Recorded data:
☆ ☆ ☆
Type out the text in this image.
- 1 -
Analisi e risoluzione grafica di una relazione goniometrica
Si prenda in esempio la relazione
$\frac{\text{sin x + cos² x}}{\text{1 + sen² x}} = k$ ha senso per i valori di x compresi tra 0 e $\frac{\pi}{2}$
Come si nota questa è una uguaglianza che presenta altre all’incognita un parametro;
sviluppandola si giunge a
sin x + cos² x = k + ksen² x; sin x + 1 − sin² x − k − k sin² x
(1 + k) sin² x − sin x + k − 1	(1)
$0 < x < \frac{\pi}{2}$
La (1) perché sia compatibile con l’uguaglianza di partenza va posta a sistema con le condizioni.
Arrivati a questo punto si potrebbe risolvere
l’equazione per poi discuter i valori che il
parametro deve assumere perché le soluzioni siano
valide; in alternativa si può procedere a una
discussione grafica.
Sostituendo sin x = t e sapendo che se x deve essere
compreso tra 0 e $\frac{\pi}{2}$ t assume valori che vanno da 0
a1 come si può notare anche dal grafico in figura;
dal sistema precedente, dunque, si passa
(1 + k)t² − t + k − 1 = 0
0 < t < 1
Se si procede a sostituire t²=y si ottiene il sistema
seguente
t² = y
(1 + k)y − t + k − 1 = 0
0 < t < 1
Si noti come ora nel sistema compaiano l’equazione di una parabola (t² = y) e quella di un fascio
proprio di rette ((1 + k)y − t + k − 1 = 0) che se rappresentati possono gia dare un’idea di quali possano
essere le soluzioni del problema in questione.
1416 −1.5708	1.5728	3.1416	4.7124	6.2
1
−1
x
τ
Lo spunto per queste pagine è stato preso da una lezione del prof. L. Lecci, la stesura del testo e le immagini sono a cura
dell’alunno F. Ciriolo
☆ ☆ ☆
■ Written problem
Restate each record word for word.

■ Result for this task
Type out the text in this image.
- 1 -
Analisi e risoluzione grafica di una relazione goniometrica
Si prenda in esempio la relazione
$\frac{\text{sin x + cos² x}}{\text{1 + sen² x}} = k$ ha senso per i valori di x compresi tra 0 e $\frac{\pi}{2}$
Come si nota questa è una uguaglianza che presenta altre all’incognita un parametro;
sviluppandola si giunge a
sin x + cos² x = k + ksen² x; sin x + 1 − sin² x − k − k sin² x
(1 + k) sin² x − sin x + k − 1	(1)
$0 < x < \frac{\pi}{2}$
La (1) perché sia compatibile con l’uguaglianza di partenza va posta a sistema con le condizioni.
Arrivati a questo punto si potrebbe risolvere
l’equazione per poi discuter i valori che il
parametro deve assumere perché le soluzioni siano
valide; in alternativa si può procedere a una
discussione grafica.
Sostituendo sin x = t e sapendo che se x deve essere
compreso tra 0 e $\frac{\pi}{2}$ t assume valori che vanno da 0
a1 come si può notare anche dal grafico in figura;
dal sistema precedente, dunque, si passa
(1 + k)t² − t + k − 1 = 0
0 < t < 1
Se si procede a sostituire t²=y si ottiene il sistema
seguente
t² = y
(1 + k)y − t + k − 1 = 0
0 < t < 1
Si noti come ora nel sistema compaiano l’equazione di una parabola (t² = y) e quella di un fascio
proprio di rette ((1 + k)y − t + k − 1 = 0) che se rappresentati possono gia dare un’idea di quali possano
essere le soluzioni del problema in questione.
1416 −1.5708	1.5728	3.1416	4.7124	6.2
1
−1
x
τ
Lo spunto per queste pagine è stato preso da una lezione del prof. L. Lecci, la stesura del testo e le immagini sono a cura
dell’alunno F. Ciriolo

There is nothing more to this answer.